## MATERIAL TO PROCESS
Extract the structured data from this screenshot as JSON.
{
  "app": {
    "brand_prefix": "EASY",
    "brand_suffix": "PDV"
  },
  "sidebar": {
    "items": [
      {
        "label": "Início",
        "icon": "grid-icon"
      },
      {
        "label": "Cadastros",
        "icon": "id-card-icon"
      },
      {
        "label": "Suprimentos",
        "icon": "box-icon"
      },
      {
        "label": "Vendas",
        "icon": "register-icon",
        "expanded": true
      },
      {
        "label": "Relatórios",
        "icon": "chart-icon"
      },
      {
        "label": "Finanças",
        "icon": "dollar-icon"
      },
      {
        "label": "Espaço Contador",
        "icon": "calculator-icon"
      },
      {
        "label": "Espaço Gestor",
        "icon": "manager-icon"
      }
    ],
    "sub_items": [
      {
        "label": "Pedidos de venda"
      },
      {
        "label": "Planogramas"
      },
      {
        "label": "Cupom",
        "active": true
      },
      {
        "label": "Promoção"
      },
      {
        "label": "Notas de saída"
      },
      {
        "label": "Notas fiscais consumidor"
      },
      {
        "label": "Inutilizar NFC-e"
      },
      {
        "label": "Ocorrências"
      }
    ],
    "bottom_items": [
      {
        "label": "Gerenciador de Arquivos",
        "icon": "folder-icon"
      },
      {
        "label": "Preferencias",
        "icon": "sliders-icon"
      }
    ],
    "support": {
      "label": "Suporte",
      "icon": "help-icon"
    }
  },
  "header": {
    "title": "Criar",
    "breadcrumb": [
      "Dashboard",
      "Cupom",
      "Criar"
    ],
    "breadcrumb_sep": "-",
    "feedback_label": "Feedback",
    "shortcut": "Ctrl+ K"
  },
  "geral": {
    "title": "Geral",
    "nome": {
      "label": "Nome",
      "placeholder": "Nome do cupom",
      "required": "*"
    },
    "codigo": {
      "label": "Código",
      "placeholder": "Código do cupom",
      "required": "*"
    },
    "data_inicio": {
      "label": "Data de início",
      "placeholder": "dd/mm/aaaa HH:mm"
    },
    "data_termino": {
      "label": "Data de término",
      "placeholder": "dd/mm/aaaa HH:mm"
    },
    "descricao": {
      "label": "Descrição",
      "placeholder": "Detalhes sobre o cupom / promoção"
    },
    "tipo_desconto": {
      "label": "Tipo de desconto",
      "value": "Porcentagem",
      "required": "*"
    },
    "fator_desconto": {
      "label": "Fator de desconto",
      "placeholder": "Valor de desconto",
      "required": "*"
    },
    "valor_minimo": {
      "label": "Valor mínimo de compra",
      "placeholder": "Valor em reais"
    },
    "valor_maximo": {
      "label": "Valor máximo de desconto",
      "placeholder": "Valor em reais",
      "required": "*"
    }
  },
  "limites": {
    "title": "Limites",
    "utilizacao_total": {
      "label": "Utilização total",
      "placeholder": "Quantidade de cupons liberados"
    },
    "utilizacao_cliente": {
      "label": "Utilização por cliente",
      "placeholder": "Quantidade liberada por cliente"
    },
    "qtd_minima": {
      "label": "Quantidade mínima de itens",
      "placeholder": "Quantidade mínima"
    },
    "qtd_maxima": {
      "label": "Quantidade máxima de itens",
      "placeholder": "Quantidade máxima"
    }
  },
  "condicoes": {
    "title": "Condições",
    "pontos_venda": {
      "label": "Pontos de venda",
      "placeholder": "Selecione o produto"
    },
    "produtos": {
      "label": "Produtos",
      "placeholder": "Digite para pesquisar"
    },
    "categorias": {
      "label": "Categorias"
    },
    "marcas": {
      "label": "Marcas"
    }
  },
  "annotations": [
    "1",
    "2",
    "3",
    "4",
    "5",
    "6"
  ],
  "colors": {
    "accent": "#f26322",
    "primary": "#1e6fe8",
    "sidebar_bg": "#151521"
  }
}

## YOUR OBJECTIVE
Of the lines above, copy each that contains "itens".

## FINAL ANSWER
      "label": "Quantidade mínima de itens",
      "label": "Quantidade máxima de itens",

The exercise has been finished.